Instructions for the task
Extract all of the data and reproduce it precisely.

## START Supplied entries

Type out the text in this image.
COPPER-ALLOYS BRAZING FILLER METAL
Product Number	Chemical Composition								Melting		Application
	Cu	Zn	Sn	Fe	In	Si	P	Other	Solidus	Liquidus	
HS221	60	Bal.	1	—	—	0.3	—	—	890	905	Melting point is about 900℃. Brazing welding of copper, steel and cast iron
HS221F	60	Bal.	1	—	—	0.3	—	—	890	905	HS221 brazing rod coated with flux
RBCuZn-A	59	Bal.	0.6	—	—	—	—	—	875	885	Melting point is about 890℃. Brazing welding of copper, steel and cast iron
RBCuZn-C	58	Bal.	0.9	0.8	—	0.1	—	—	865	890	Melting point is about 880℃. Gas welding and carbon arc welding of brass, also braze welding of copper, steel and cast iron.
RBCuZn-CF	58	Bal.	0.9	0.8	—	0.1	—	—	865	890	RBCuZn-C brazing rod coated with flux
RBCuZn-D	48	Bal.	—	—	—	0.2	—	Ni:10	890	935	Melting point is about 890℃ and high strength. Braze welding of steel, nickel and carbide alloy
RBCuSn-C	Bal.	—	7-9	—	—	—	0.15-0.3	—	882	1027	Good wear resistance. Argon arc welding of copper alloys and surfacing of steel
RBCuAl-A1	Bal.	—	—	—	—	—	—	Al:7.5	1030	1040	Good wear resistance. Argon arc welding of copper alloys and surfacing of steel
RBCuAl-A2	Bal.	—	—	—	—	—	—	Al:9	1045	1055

## END Supplied entries

Solution to the exercise
Type out the text in this image.
COPPER-ALLOYS BRAZING FILLER METAL
Product Number	Chemical Composition								Melting		Application
	Cu	Zn	Sn	Fe	In	Si	P	Other	Solidus	Liquidus	
HS221	60	Bal.	1	—	—	0.3	—	—	890	905	Melting point is about 900℃. Brazing welding of copper, steel and cast iron
HS221F	60	Bal.	1	—	—	0.3	—	—	890	905	HS221 brazing rod coated with flux
RBCuZn-A	59	Bal.	0.6	—	—	—	—	—	875	885	Melting point is about 890℃. Brazing welding of copper, steel and cast iron
RBCuZn-C	58	Bal.	0.9	0.8	—	0.1	—	—	865	890	Melting point is about 880℃. Gas welding and carbon arc welding of brass, also braze welding of copper, steel and cast iron.
RBCuZn-CF	58	Bal.	0.9	0.8	—	0.1	—	—	865	890	RBCuZn-C brazing rod coated with flux
RBCuZn-D	48	Bal.	—	—	—	0.2	—	Ni:10	890	935	Melting point is about 890℃ and high strength. Braze welding of steel, nickel and carbide alloy
RBCuSn-C	Bal.	—	7-9	—	—	—	0.15-0.3	—	882	1027	Good wear resistance. Argon arc welding of copper alloys and surfacing of steel
RBCuAl-A1	Bal.	—	—	—	—	—	—	Al:7.5	1030	1040	Good wear resistance. Argon arc welding of copper alloys and surfacing of steel
RBCuAl-A2	Bal.	—	—	—	—	—	—	Al:9	1045	1055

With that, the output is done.